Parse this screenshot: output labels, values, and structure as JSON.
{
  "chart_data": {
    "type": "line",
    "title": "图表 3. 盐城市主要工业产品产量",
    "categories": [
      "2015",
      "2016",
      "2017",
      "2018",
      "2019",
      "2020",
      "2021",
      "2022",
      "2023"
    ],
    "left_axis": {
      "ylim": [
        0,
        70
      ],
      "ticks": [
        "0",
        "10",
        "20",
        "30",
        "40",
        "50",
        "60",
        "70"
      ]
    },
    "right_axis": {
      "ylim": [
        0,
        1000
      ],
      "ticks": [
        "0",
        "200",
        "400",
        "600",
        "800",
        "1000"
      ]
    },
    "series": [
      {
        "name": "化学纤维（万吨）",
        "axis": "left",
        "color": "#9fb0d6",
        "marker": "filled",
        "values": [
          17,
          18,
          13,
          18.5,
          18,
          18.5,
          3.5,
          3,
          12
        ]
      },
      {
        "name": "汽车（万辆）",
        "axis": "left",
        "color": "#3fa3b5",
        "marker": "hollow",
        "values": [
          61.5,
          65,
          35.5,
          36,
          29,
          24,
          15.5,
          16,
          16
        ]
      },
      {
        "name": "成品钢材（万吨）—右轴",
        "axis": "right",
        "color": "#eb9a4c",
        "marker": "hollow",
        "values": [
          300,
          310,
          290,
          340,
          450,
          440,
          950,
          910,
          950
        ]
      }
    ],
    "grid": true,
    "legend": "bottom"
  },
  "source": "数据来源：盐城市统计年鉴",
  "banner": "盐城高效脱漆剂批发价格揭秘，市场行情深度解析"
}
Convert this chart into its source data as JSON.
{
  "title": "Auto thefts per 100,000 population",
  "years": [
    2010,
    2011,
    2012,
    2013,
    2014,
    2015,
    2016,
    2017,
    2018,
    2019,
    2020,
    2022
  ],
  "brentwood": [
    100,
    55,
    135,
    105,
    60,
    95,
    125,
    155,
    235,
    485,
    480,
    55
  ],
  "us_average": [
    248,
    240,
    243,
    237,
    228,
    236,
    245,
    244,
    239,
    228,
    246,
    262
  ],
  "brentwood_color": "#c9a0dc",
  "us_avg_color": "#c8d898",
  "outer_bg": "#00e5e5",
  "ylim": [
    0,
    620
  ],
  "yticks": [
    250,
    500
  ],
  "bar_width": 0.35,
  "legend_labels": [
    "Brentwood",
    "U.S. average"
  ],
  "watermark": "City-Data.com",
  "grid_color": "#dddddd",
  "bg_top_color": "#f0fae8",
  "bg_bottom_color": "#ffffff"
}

───

## TO DO
Quote the lines of the listing above that run from the line with "Convert this chart" through its last line, both included, and nothing else.

## TASK RESULT
Convert this chart into its source data as JSON.
{
  "title": "Auto thefts per 100,000 population",
  "years": [
    2010,
    2011,
    2012,
    2013,
    2014,
    2015,
    2016,
    2017,
    2018,
    2019,
    2020,
    2022
  ],
  "brentwood": [
    100,
    55,
    135,
    105,
    60,
    95,
    125,
    155,
    235,
    485,
    480,
    55
  ],
  "us_average": [
    248,
    240,
    243,
    237,
    228,
    236,
    245,
    244,
    239,
    228,
    246,
    262
  ],
  "brentwood_color": "#c9a0dc",
  "us_avg_color": "#c8d898",
  "outer_bg": "#00e5e5",
  "ylim": [
    0,
    620
  ],
  "yticks": [
    250,
    500
  ],
  "bar_width": 0.35,
  "legend_labels": [
    "Brentwood",
    "U.S. average"
  ],
  "watermark": "City-Data.com",
  "grid_color": "#dddddd",
  "bg_top_color": "#f0fae8",
  "bg_bottom_color": "#ffffff"
}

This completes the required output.